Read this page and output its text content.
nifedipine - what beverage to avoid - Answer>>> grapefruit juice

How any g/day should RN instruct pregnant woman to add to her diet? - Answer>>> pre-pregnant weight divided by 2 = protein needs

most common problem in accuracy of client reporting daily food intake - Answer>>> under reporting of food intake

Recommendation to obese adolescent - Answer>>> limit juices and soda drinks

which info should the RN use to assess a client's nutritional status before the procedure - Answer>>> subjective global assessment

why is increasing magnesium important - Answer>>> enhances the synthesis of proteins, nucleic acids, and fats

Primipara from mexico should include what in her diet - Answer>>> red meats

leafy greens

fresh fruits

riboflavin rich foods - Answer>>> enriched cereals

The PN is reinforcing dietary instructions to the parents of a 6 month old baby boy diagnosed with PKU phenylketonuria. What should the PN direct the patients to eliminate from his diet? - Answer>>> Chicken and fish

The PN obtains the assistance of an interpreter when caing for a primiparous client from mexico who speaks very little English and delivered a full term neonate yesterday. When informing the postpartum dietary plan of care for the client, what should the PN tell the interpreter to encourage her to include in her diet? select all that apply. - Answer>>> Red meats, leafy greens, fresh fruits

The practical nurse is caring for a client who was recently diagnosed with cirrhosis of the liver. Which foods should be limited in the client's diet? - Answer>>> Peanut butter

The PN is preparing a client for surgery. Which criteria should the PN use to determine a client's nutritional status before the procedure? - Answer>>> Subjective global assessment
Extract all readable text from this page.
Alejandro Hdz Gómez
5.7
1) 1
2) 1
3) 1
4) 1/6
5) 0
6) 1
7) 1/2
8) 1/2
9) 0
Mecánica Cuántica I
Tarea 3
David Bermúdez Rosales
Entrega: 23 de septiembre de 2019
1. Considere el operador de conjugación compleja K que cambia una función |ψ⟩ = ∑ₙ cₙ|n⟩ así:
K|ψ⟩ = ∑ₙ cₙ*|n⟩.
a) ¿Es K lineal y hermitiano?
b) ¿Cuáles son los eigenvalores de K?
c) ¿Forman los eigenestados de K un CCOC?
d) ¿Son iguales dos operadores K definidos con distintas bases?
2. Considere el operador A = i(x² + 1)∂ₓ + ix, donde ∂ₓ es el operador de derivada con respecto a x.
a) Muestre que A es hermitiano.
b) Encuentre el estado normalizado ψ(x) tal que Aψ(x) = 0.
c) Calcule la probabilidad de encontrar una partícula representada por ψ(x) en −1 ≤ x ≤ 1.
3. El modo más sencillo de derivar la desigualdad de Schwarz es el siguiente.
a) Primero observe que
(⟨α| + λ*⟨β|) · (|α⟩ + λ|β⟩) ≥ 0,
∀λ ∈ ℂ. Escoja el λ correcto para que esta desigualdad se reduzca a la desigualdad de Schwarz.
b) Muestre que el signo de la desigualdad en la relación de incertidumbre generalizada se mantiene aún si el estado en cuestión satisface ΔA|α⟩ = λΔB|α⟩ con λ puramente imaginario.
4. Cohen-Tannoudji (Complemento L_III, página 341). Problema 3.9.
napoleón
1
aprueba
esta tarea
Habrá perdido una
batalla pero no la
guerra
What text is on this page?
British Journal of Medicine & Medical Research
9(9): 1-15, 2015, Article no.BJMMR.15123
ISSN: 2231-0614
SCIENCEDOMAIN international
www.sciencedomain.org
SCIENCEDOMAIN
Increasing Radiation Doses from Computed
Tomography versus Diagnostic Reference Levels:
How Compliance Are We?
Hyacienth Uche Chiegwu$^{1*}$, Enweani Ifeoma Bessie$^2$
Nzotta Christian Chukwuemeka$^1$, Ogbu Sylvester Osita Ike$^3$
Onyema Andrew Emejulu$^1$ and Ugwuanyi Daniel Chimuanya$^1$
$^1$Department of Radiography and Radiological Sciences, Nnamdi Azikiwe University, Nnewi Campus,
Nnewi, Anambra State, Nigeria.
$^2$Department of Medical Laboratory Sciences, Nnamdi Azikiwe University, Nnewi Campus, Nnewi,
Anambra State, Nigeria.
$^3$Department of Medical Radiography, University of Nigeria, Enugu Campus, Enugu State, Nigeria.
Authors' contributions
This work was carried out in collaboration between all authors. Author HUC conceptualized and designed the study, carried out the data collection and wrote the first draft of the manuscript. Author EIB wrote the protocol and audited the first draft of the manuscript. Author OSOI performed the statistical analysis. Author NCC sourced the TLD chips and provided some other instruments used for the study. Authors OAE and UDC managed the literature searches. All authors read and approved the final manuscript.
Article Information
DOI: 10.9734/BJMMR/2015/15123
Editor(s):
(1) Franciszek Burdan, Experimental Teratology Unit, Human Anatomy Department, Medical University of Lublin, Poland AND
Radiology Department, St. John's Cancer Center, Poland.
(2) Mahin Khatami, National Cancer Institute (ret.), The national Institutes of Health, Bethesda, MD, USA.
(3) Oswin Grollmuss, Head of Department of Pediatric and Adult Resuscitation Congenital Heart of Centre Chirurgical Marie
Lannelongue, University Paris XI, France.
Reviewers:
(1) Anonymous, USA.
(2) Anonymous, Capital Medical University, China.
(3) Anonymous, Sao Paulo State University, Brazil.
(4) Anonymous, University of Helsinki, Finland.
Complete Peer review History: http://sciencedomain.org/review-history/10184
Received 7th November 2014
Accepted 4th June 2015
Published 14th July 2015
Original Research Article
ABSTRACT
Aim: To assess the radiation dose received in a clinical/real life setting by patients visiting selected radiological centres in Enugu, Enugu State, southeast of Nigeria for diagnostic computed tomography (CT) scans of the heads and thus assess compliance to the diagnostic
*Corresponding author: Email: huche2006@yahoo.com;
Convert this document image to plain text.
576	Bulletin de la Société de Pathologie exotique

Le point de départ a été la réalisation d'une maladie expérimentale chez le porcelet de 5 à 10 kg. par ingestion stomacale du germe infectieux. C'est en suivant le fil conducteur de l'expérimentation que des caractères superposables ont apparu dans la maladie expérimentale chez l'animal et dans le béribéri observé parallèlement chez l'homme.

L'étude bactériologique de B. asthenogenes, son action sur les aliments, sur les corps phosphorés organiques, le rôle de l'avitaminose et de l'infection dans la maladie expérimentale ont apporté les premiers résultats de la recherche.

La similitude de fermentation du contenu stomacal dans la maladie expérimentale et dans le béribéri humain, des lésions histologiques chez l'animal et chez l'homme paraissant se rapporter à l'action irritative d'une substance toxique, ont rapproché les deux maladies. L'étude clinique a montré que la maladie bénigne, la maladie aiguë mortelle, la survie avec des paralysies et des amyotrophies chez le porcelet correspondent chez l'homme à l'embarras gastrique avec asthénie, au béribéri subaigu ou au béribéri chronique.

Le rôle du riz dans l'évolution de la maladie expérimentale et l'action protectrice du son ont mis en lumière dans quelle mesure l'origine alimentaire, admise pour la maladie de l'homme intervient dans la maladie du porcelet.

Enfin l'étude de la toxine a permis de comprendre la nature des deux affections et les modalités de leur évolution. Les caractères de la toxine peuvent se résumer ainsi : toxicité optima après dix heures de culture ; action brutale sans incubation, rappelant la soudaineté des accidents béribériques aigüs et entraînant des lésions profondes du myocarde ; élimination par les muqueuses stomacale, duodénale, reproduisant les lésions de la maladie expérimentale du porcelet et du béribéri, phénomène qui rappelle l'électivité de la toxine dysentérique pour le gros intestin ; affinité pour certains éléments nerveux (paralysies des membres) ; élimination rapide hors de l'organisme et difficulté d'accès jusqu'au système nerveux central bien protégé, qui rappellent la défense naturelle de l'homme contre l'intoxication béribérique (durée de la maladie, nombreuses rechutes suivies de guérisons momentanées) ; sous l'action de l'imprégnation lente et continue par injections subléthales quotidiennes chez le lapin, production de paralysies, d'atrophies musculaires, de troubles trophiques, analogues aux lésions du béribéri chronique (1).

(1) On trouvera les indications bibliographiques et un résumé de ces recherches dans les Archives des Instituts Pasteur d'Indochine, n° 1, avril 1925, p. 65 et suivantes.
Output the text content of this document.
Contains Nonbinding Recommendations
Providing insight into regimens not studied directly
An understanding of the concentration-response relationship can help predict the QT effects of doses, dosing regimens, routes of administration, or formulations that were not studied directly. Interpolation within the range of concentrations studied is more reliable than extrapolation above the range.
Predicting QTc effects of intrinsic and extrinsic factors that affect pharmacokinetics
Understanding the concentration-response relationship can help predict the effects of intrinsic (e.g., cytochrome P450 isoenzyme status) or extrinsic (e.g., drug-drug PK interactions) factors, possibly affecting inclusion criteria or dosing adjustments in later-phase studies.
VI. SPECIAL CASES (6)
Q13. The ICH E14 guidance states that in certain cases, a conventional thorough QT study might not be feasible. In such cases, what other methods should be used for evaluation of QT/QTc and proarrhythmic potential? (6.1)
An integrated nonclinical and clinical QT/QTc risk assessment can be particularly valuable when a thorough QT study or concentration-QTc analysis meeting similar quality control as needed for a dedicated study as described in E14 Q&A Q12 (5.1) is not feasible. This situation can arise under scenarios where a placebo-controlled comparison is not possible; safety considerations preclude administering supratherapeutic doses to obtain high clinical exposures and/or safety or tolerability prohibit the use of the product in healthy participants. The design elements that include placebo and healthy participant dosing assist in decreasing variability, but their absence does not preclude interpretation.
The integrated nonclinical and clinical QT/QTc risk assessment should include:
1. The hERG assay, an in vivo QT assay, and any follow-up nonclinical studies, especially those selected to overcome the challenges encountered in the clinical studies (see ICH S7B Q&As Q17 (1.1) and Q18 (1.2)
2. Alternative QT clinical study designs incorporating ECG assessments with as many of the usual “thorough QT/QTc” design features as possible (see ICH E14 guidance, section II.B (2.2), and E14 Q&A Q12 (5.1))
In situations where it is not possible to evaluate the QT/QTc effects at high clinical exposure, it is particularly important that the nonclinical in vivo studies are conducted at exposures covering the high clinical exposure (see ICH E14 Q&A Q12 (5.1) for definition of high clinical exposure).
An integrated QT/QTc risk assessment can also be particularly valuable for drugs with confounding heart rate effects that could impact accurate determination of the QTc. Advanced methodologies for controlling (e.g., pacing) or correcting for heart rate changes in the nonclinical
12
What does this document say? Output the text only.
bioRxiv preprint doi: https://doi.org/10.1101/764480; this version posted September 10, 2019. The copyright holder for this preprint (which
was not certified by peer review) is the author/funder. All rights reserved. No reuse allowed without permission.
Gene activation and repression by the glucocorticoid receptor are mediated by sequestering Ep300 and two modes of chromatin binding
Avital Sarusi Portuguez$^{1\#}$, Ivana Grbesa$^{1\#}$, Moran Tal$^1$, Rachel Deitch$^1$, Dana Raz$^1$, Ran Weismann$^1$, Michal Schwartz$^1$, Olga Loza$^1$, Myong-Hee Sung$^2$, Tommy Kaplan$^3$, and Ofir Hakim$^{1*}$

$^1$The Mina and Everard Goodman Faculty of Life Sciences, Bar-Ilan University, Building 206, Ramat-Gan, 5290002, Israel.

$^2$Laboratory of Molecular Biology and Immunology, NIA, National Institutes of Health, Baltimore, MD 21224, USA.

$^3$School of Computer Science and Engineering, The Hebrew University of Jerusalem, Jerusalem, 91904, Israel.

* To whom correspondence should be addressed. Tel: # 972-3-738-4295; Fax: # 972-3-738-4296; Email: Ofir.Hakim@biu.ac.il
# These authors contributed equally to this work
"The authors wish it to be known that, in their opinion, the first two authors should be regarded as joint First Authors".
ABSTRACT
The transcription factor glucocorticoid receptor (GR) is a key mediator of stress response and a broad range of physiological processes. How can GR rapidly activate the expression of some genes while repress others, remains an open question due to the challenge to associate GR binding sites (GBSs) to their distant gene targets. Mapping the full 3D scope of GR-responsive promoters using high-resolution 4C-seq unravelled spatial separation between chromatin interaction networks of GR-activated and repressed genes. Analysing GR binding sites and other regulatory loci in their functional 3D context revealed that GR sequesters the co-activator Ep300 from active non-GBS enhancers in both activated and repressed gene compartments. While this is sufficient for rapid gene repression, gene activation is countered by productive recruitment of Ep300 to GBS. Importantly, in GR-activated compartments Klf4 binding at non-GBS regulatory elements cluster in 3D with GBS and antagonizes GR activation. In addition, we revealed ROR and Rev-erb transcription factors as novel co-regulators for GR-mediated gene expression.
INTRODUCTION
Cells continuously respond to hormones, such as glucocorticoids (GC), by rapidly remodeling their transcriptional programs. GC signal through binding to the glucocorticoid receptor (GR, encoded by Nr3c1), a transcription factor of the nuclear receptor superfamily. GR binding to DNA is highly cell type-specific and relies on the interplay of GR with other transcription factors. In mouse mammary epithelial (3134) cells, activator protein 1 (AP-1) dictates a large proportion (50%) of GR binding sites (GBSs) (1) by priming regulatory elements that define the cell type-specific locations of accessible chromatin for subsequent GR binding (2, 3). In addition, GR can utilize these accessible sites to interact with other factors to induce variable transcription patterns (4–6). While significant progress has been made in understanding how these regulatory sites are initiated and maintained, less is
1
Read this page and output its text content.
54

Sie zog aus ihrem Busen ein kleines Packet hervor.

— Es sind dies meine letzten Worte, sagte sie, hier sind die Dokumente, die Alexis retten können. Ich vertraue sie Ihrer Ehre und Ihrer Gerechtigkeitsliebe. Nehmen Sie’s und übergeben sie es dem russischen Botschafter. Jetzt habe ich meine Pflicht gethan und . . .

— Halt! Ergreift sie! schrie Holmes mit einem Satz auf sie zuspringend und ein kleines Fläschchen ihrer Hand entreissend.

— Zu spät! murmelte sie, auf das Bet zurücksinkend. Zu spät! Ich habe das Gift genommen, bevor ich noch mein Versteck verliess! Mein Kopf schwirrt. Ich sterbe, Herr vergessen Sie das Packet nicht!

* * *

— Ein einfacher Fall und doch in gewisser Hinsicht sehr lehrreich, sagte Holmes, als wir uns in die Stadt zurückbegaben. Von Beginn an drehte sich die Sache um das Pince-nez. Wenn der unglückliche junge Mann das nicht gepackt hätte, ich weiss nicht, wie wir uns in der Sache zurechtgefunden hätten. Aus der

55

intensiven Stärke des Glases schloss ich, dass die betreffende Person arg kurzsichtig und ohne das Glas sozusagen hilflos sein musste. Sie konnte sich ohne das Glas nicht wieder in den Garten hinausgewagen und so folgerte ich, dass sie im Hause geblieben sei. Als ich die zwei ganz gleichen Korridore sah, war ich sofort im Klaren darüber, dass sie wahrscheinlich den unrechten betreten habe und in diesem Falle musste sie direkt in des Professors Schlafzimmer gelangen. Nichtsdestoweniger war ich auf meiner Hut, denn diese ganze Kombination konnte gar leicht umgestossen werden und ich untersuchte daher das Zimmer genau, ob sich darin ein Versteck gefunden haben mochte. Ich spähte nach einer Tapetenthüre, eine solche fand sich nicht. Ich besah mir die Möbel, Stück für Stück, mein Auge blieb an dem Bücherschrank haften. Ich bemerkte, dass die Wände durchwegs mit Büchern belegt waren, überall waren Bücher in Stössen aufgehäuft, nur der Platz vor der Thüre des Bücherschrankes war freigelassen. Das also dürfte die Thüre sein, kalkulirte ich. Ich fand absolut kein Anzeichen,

__WHAT THE TASK ASKS__
Please copy each line from the material above in which the string "Nnewi" appears.

__RESPONSE__
$^1$Department of Radiography and Radiological Sciences, Nnamdi Azikiwe University, Nnewi Campus,
Nnewi, Anambra State, Nigeria.
$^2$Department of Medical Laboratory Sciences, Nnamdi Azikiwe University, Nnewi Campus, Nnewi,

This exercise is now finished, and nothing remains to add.